First, though, I recommend a long, hard look. I walked around outside the last week of June with a pad and pen–and a critical eye. In the flurry of spring prep, planting and pruning, I’d been working around some problems rather than tackling them properly.

Where perennials or even worse, shrubs, are bulging out of the beds and drooping onto the lawn, it’s time for a decision. (And no, the decision cannot be “mow around them and deal with it later,” which is what I always do in a few spots in spring.) Time to either reduce the plants by division or pruning, or make the bed bigger, easing passage around its perimeter. I’m doing some of each (but waiting for fall weather for the divisions if it stays hot and relatively dry here).

Prefer the Podcast?

LISTEN TO THE JULY CHORES in my latest weekly podcast with Robin Hood Radio, WHDD in Sharon, Connecticut, the smallest NPR station in the nation, if you prefer. Stream it here, or subscribe free on iTunes.

NOW, ONWARD! JULY STARTS OUT as Throw In the Trowel Month here, with June’s cutbacks still looking pretty rough. But then summer shapes up and the heat-lovers have their day.

--------

SET PROBLEM |
Copy word for word the part of the July garden chores text that opens with the words containing "Where perennials or" and closes with "Prefer the Podcast?". The lines that come after this text aren't needed.

PROVIDED INFORMATION |
--------

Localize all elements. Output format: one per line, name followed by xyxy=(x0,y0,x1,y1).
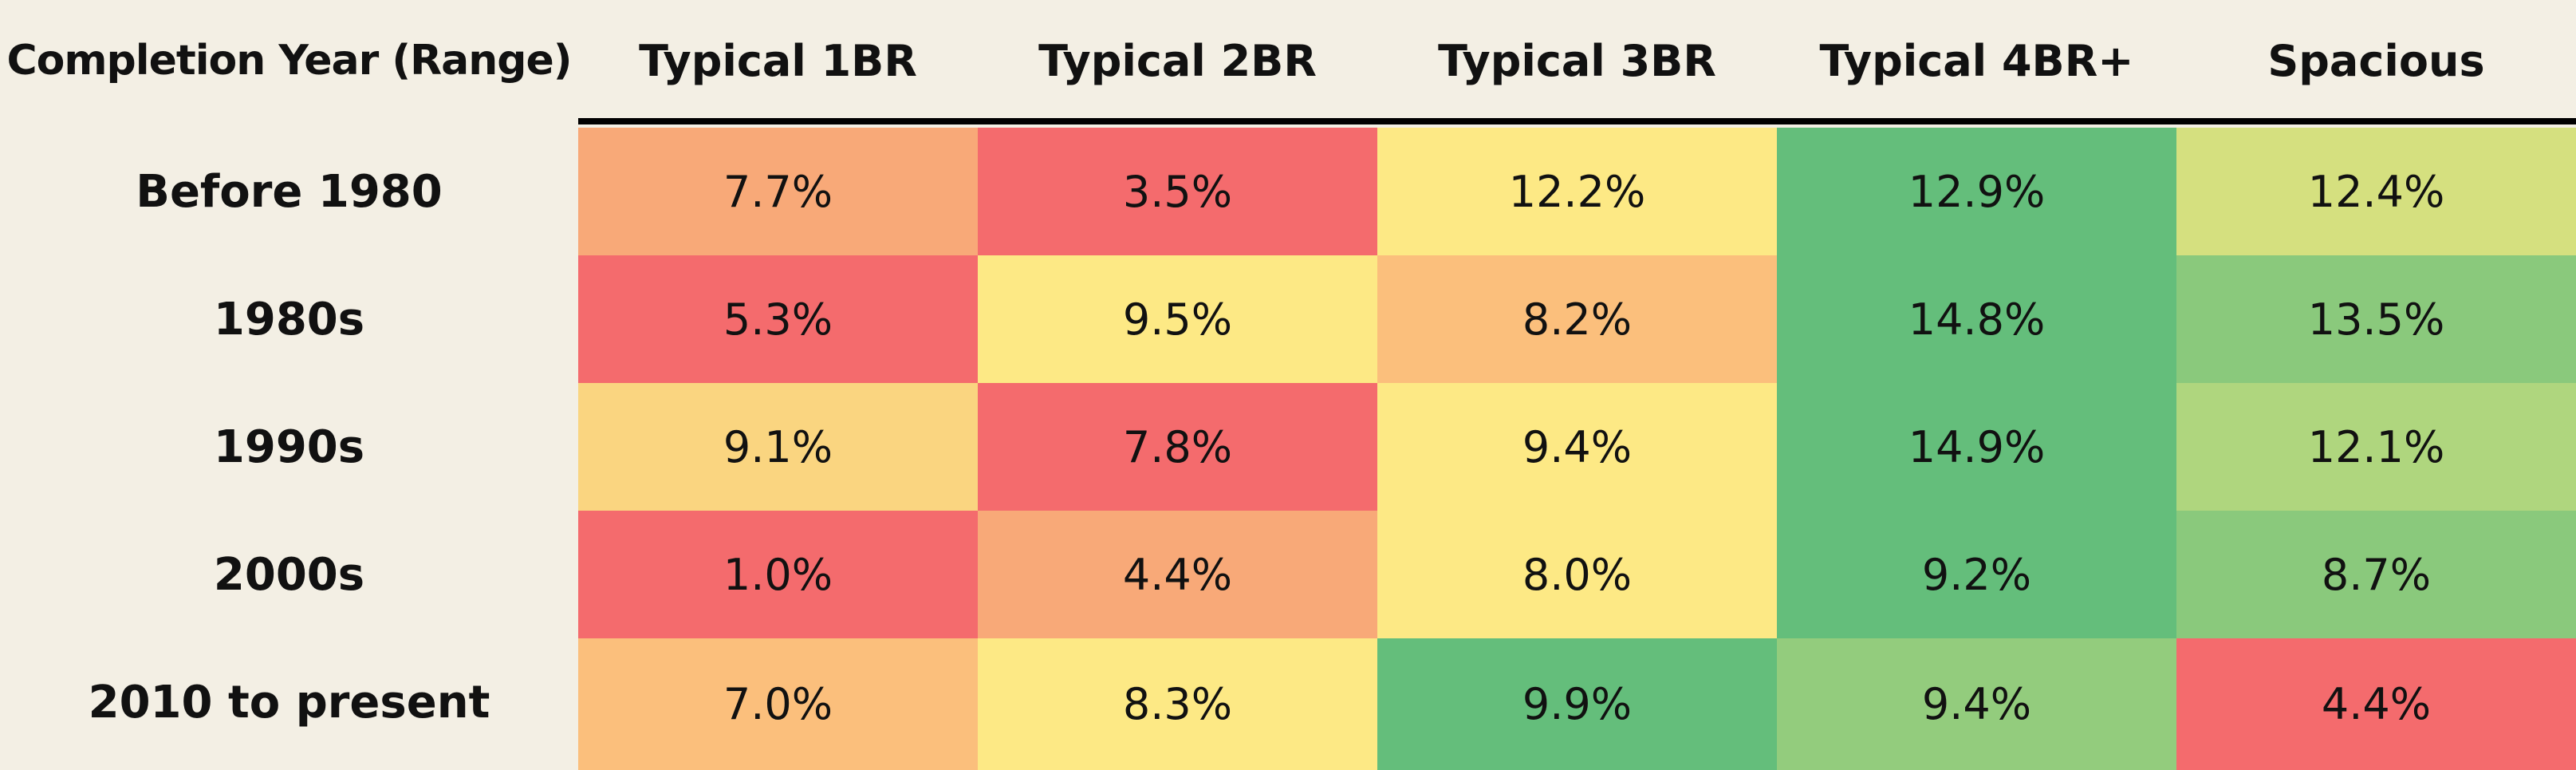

--------

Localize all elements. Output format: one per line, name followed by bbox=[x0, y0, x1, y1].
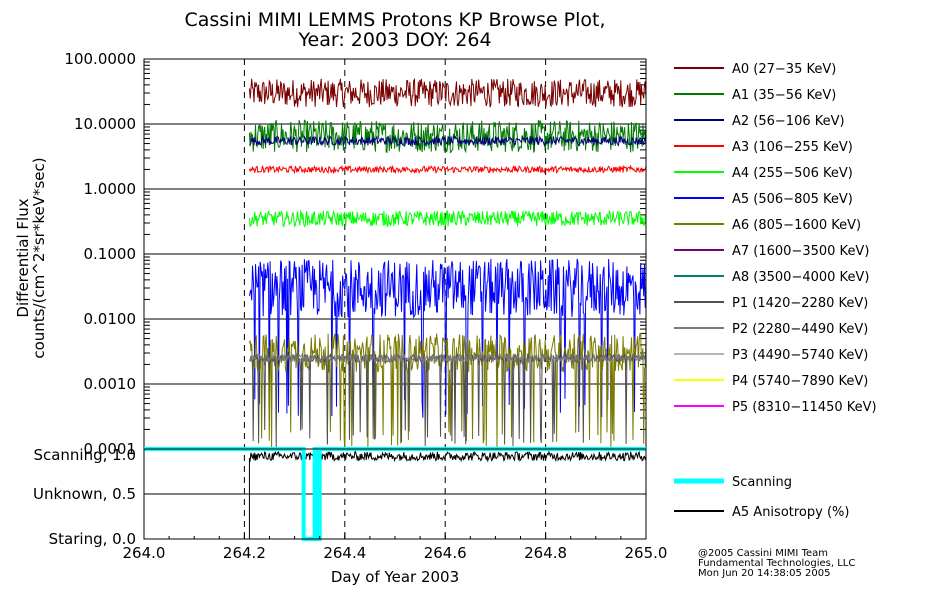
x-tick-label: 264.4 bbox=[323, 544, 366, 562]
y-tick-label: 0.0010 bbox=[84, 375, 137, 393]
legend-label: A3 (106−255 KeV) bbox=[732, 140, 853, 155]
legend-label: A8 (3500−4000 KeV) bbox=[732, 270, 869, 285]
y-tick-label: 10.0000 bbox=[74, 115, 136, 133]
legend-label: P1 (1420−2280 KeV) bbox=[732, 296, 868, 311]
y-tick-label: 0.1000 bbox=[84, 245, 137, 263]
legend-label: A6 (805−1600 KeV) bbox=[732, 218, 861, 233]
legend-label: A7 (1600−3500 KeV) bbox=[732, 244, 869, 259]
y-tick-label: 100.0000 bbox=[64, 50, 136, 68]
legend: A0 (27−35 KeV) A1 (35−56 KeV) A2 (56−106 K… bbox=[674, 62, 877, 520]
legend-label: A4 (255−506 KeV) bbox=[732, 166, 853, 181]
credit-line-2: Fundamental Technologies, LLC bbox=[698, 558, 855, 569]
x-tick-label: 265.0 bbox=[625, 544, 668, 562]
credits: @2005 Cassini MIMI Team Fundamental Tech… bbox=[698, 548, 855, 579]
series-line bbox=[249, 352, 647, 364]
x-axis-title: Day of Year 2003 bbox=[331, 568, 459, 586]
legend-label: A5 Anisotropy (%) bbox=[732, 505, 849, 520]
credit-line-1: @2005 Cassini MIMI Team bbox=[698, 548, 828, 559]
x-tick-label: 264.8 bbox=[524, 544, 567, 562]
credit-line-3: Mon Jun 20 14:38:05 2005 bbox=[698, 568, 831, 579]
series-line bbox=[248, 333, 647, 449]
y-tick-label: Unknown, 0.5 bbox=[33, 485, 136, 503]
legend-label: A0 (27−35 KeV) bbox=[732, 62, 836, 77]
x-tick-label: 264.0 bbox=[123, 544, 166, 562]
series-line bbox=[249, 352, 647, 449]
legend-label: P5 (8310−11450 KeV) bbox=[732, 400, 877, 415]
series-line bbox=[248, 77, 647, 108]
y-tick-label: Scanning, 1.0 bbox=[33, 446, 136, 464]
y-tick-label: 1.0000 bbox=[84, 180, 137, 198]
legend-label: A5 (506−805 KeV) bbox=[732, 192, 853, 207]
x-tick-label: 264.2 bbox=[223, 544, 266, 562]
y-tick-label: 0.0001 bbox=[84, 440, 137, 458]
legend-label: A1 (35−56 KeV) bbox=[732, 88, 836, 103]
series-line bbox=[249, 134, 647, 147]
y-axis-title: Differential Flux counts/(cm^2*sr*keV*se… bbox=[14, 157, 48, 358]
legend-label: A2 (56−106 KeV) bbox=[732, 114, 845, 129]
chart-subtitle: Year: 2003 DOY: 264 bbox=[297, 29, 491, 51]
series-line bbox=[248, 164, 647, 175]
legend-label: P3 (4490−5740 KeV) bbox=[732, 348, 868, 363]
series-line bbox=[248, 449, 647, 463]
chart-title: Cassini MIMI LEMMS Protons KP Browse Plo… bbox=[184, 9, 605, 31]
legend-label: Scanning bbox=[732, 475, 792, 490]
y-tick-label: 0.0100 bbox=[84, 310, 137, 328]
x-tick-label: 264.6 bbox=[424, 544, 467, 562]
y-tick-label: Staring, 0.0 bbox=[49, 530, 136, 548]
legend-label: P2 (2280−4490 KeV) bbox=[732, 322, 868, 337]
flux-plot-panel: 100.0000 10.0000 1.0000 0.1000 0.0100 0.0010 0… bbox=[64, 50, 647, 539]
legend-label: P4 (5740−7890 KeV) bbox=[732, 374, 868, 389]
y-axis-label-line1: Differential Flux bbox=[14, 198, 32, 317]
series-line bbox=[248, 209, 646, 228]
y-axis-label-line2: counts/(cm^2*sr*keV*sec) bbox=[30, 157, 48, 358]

--------

COMPLETE OUTPUT |
Where perennials or even worse, shrubs, are bulging out of the beds and drooping onto the lawn, it’s time for a decision. (And no, the decision cannot be “mow around them and deal with it later,” which is what I always do in a few spots in spring.) Time to either reduce the plants by division or pruning, or make the bed bigger, easing passage around its perimeter. I’m doing some of each (but waiting for fall weather for the divisions if it stays hot and relatively dry here).

Prefer the Podcast?